Extracts from a graphics dataset:
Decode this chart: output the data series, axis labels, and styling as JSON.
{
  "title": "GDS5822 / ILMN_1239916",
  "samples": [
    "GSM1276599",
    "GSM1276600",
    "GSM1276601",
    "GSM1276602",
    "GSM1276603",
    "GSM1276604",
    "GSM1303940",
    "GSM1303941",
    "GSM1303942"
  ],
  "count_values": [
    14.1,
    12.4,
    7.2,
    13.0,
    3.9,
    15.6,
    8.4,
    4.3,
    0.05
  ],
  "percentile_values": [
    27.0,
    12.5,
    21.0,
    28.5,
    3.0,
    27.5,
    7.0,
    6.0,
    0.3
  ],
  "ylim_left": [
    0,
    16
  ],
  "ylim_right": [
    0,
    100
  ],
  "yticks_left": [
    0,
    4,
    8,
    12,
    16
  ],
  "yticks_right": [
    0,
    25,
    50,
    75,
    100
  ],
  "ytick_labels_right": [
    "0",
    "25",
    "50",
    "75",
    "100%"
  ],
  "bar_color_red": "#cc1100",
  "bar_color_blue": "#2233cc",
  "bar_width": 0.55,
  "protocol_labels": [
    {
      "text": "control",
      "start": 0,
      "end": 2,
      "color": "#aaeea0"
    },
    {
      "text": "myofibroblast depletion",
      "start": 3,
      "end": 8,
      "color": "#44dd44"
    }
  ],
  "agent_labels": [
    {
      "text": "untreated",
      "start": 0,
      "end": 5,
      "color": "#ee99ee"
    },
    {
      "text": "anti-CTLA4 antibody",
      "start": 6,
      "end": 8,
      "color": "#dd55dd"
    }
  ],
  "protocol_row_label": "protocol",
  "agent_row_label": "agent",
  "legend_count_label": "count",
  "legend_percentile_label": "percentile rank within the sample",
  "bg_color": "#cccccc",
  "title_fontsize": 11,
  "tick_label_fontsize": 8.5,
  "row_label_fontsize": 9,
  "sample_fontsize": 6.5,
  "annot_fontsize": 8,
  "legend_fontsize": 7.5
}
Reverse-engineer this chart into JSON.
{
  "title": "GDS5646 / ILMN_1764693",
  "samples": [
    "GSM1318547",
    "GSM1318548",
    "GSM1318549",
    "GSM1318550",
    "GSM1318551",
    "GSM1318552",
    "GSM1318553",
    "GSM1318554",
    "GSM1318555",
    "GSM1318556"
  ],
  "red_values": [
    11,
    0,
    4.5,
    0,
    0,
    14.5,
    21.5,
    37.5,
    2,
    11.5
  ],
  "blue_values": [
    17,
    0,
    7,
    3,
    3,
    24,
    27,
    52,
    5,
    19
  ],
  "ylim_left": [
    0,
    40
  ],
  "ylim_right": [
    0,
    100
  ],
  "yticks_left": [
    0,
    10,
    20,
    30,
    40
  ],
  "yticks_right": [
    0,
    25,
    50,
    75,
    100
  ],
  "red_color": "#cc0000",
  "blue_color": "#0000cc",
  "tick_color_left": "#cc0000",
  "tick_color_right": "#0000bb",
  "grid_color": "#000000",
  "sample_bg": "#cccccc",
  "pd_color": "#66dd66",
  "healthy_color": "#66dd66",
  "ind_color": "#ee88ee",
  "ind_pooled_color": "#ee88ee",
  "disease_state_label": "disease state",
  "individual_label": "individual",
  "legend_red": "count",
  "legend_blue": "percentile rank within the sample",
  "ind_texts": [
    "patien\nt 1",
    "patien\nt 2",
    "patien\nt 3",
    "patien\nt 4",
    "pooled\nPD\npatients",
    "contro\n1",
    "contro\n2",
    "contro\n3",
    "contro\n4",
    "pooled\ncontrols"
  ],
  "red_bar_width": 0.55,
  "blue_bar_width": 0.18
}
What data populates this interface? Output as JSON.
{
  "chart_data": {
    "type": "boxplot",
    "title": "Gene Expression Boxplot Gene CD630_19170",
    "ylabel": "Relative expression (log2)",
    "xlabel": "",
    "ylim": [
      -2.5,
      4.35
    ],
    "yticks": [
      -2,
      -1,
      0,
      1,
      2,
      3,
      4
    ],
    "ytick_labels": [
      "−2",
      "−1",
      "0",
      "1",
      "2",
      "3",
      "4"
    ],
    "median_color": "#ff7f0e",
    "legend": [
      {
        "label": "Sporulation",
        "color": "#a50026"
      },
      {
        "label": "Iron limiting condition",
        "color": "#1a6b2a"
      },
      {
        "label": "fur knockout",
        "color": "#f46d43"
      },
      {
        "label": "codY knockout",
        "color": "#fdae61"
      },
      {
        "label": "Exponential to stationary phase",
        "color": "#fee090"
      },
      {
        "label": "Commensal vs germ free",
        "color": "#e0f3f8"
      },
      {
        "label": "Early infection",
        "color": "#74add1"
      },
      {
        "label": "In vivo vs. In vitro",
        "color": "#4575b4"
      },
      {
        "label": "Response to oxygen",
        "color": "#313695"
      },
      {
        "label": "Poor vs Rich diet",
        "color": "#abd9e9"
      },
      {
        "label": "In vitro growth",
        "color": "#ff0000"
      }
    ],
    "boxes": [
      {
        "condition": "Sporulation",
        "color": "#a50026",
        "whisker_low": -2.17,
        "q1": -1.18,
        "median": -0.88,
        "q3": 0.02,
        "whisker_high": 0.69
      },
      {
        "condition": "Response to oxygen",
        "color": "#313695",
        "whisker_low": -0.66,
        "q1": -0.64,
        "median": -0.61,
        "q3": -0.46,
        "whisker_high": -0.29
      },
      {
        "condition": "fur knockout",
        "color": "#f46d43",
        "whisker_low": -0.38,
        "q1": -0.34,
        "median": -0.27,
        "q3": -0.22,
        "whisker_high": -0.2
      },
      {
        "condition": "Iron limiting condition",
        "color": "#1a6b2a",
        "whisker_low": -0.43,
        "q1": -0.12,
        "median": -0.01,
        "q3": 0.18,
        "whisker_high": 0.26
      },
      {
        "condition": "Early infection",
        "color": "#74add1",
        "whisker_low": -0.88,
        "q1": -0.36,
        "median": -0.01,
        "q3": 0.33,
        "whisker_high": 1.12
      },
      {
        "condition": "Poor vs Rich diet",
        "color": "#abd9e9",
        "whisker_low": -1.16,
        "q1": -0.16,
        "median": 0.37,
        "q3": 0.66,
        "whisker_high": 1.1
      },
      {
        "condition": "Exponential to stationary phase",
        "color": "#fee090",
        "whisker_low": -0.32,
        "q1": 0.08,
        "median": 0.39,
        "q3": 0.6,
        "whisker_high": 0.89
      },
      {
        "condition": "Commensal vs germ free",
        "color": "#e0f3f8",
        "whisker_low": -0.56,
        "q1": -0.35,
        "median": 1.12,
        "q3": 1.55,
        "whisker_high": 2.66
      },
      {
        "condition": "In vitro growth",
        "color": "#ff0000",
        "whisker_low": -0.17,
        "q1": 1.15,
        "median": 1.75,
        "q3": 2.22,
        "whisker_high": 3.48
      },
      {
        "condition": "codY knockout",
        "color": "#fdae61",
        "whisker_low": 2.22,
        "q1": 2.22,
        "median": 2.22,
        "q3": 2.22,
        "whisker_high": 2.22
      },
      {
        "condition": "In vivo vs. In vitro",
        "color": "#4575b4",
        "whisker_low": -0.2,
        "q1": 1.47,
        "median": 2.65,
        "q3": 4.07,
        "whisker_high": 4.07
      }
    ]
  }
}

▶ Activity
The whole block of entries above should be repeated exactly.

▶ Written response
Decode this chart: output the data series, axis labels, and styling as JSON.
{
  "title": "GDS5822 / ILMN_1239916",
  "samples": [
    "GSM1276599",
    "GSM1276600",
    "GSM1276601",
    "GSM1276602",
    "GSM1276603",
    "GSM1276604",
    "GSM1303940",
    "GSM1303941",
    "GSM1303942"
  ],
  "count_values": [
    14.1,
    12.4,
    7.2,
    13.0,
    3.9,
    15.6,
    8.4,
    4.3,
    0.05
  ],
  "percentile_values": [
    27.0,
    12.5,
    21.0,
    28.5,
    3.0,
    27.5,
    7.0,
    6.0,
    0.3
  ],
  "ylim_left": [
    0,
    16
  ],
  "ylim_right": [
    0,
    100
  ],
  "yticks_left": [
    0,
    4,
    8,
    12,
    16
  ],
  "yticks_right": [
    0,
    25,
    50,
    75,
    100
  ],
  "ytick_labels_right": [
    "0",
    "25",
    "50",
    "75",
    "100%"
  ],
  "bar_color_red": "#cc1100",
  "bar_color_blue": "#2233cc",
  "bar_width": 0.55,
  "protocol_labels": [
    {
      "text": "control",
      "start": 0,
      "end": 2,
      "color": "#aaeea0"
    },
    {
      "text": "myofibroblast depletion",
      "start": 3,
      "end": 8,
      "color": "#44dd44"
    }
  ],
  "agent_labels": [
    {
      "text": "untreated",
      "start": 0,
      "end": 5,
      "color": "#ee99ee"
    },
    {
      "text": "anti-CTLA4 antibody",
      "start": 6,
      "end": 8,
      "color": "#dd55dd"
    }
  ],
  "protocol_row_label": "protocol",
  "agent_row_label": "agent",
  "legend_count_label": "count",
  "legend_percentile_label": "percentile rank within the sample",
  "bg_color": "#cccccc",
  "title_fontsize": 11,
  "tick_label_fontsize": 8.5,
  "row_label_fontsize": 9,
  "sample_fontsize": 6.5,
  "annot_fontsize": 8,
  "legend_fontsize": 7.5
}
Reverse-engineer this chart into JSON.
{
  "title": "GDS5646 / ILMN_1764693",
  "samples": [
    "GSM1318547",
    "GSM1318548",
    "GSM1318549",
    "GSM1318550",
    "GSM1318551",
    "GSM1318552",
    "GSM1318553",
    "GSM1318554",
    "GSM1318555",
    "GSM1318556"
  ],
  "red_values": [
    11,
    0,
    4.5,
    0,
    0,
    14.5,
    21.5,
    37.5,
    2,
    11.5
  ],
  "blue_values": [
    17,
    0,
    7,
    3,
    3,
    24,
    27,
    52,
    5,
    19
  ],
  "ylim_left": [
    0,
    40
  ],
  "ylim_right": [
    0,
    100
  ],
  "yticks_left": [
    0,
    10,
    20,
    30,
    40
  ],
  "yticks_right": [
    0,
    25,
    50,
    75,
    100
  ],
  "red_color": "#cc0000",
  "blue_color": "#0000cc",
  "tick_color_left": "#cc0000",
  "tick_color_right": "#0000bb",
  "grid_color": "#000000",
  "sample_bg": "#cccccc",
  "pd_color": "#66dd66",
  "healthy_color": "#66dd66",
  "ind_color": "#ee88ee",
  "ind_pooled_color": "#ee88ee",
  "disease_state_label": "disease state",
  "individual_label": "individual",
  "legend_red": "count",
  "legend_blue": "percentile rank within the sample",
  "ind_texts": [
    "patien\nt 1",
    "patien\nt 2",
    "patien\nt 3",
    "patien\nt 4",
    "pooled\nPD\npatients",
    "contro\n1",
    "contro\n2",
    "contro\n3",
    "contro\n4",
    "pooled\ncontrols"
  ],
  "red_bar_width": 0.55,
  "blue_bar_width": 0.18
}
What data populates this interface? Output as JSON.
{
  "chart_data": {
    "type": "boxplot",
    "title": "Gene Expression Boxplot Gene CD630_19170",
    "ylabel": "Relative expression (log2)",
    "xlabel": "",
    "ylim": [
      -2.5,
      4.35
    ],
    "yticks": [
      -2,
      -1,
      0,
      1,
      2,
      3,
      4
    ],
    "ytick_labels": [
      "−2",
      "−1",
      "0",
      "1",
      "2",
      "3",
      "4"
    ],
    "median_color": "#ff7f0e",
    "legend": [
      {
        "label": "Sporulation",
        "color": "#a50026"
      },
      {
        "label": "Iron limiting condition",
        "color": "#1a6b2a"
      },
      {
        "label": "fur knockout",
        "color": "#f46d43"
      },
      {
        "label": "codY knockout",
        "color": "#fdae61"
      },
      {
        "label": "Exponential to stationary phase",
        "color": "#fee090"
      },
      {
        "label": "Commensal vs germ free",
        "color": "#e0f3f8"
      },
      {
        "label": "Early infection",
        "color": "#74add1"
      },
      {
        "label": "In vivo vs. In vitro",
        "color": "#4575b4"
      },
      {
        "label": "Response to oxygen",
        "color": "#313695"
      },
      {
        "label": "Poor vs Rich diet",
        "color": "#abd9e9"
      },
      {
        "label": "In vitro growth",
        "color": "#ff0000"
      }
    ],
    "boxes": [
      {
        "condition": "Sporulation",
        "color": "#a50026",
        "whisker_low": -2.17,
        "q1": -1.18,
        "median": -0.88,
        "q3": 0.02,
        "whisker_high": 0.69
      },
      {
        "condition": "Response to oxygen",
        "color": "#313695",
        "whisker_low": -0.66,
        "q1": -0.64,
        "median": -0.61,
        "q3": -0.46,
        "whisker_high": -0.29
      },
      {
        "condition": "fur knockout",
        "color": "#f46d43",
        "whisker_low": -0.38,
        "q1": -0.34,
        "median": -0.27,
        "q3": -0.22,
        "whisker_high": -0.2
      },
      {
        "condition": "Iron limiting condition",
        "color": "#1a6b2a",
        "whisker_low": -0.43,
        "q1": -0.12,
        "median": -0.01,
        "q3": 0.18,
        "whisker_high": 0.26
      },
      {
        "condition": "Early infection",
        "color": "#74add1",
        "whisker_low": -0.88,
        "q1": -0.36,
        "median": -0.01,
        "q3": 0.33,
        "whisker_high": 1.12
      },
      {
        "condition": "Poor vs Rich diet",
        "color": "#abd9e9",
        "whisker_low": -1.16,
        "q1": -0.16,
        "median": 0.37,
        "q3": 0.66,
        "whisker_high": 1.1
      },
      {
        "condition": "Exponential to stationary phase",
        "color": "#fee090",
        "whisker_low": -0.32,
        "q1": 0.08,
        "median": 0.39,
        "q3": 0.6,
        "whisker_high": 0.89
      },
      {
        "condition": "Commensal vs germ free",
        "color": "#e0f3f8",
        "whisker_low": -0.56,
        "q1": -0.35,
        "median": 1.12,
        "q3": 1.55,
        "whisker_high": 2.66
      },
      {
        "condition": "In vitro growth",
        "color": "#ff0000",
        "whisker_low": -0.17,
        "q1": 1.15,
        "median": 1.75,
        "q3": 2.22,
        "whisker_high": 3.48
      },
      {
        "condition": "codY knockout",
        "color": "#fdae61",
        "whisker_low": 2.22,
        "q1": 2.22,
        "median": 2.22,
        "q3": 2.22,
        "whisker_high": 2.22
      },
      {
        "condition": "In vivo vs. In vitro",
        "color": "#4575b4",
        "whisker_low": -0.2,
        "q1": 1.47,
        "median": 2.65,
        "q3": 4.07,
        "whisker_high": 4.07
      }
    ]
  }
}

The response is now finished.